| Task data |
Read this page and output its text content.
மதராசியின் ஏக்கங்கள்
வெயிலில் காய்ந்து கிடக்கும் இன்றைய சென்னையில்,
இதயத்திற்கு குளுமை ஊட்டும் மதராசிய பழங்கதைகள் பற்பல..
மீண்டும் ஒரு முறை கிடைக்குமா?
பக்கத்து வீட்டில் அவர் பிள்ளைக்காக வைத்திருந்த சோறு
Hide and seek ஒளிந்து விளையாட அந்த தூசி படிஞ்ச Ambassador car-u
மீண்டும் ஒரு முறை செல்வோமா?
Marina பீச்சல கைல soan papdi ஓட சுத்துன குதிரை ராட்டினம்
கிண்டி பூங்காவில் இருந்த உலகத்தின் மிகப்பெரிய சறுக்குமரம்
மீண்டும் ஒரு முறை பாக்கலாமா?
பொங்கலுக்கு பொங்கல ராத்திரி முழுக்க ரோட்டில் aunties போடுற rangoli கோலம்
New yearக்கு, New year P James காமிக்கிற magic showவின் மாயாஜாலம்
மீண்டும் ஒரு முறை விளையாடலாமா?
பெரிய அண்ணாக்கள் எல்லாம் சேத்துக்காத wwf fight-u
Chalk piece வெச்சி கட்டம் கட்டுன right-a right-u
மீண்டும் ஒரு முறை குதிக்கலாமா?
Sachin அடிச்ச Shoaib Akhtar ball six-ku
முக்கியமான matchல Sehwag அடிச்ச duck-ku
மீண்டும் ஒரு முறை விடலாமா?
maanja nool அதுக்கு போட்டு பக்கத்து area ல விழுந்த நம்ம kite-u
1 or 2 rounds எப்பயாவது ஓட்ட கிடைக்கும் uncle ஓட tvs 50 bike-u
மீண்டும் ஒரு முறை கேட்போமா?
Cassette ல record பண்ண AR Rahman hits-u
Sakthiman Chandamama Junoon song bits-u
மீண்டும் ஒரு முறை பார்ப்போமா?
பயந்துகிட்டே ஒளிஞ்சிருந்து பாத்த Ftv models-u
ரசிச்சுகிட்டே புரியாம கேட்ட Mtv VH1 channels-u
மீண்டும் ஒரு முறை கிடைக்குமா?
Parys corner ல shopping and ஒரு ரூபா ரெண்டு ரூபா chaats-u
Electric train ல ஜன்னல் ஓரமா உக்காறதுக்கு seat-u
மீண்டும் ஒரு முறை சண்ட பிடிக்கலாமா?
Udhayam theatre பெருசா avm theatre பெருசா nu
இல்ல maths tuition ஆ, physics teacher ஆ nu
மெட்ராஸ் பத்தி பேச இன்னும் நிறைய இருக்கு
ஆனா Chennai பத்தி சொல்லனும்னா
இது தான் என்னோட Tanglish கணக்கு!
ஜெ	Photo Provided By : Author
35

--

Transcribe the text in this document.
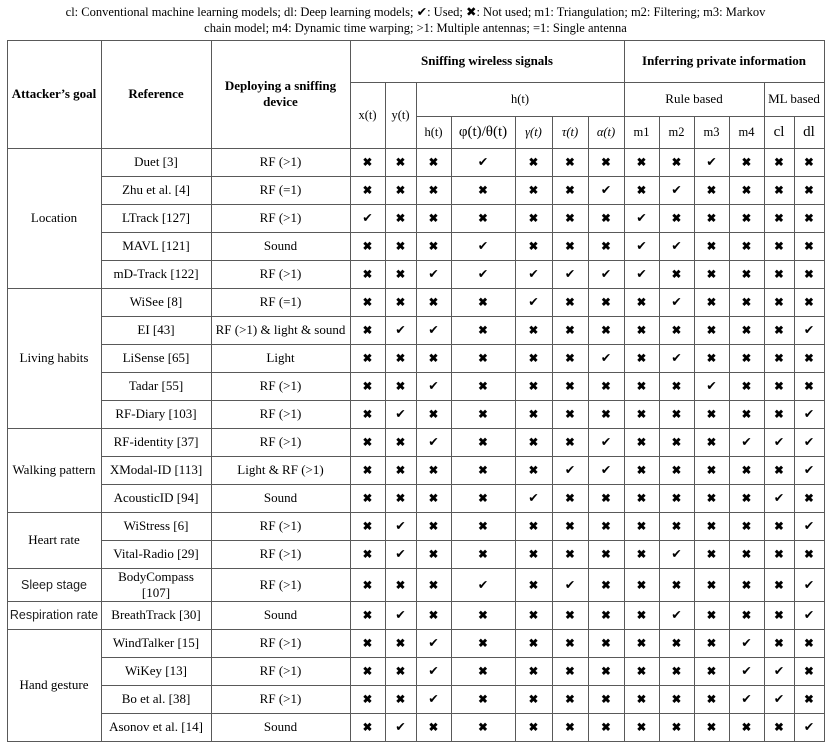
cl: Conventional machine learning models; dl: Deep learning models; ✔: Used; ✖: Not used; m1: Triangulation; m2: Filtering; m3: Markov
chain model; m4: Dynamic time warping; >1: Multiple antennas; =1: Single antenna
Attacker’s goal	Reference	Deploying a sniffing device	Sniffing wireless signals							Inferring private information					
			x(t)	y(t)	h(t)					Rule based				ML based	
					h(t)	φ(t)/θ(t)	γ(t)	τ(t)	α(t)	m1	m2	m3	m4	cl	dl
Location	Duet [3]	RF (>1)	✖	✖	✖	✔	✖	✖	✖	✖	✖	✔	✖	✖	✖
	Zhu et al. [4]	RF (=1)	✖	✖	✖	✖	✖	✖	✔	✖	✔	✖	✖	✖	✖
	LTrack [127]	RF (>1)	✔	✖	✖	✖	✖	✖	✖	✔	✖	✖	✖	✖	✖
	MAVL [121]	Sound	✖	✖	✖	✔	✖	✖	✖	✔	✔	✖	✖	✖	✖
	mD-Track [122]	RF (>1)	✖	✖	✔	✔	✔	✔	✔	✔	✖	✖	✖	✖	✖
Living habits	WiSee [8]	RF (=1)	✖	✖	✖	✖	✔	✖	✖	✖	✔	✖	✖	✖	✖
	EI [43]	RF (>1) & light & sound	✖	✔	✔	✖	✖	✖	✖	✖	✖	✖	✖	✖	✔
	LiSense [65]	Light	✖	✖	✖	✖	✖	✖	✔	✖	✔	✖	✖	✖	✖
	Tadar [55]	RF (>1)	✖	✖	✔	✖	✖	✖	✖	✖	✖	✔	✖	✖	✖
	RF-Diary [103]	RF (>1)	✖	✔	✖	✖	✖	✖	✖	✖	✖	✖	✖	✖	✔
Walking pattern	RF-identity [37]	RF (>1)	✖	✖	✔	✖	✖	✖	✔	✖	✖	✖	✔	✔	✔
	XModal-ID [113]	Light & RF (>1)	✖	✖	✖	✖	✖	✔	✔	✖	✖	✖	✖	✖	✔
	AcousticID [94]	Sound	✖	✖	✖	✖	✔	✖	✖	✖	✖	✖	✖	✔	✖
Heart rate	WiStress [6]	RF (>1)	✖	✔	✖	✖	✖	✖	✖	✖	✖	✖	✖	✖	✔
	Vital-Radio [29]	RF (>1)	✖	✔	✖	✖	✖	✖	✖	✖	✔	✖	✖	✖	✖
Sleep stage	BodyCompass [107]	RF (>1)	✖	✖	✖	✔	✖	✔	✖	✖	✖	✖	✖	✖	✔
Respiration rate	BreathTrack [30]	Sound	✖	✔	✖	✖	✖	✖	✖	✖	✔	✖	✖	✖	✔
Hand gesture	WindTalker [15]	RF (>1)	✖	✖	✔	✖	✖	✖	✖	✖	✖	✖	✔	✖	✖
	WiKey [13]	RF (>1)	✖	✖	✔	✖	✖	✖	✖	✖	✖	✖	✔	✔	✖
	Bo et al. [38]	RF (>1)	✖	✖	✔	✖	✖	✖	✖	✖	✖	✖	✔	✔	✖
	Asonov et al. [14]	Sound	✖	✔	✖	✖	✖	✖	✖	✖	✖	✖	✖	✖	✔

| Your goal |
Only a number is expected here: the count of lines in the listing that hold the string "text".

| Task answer |
2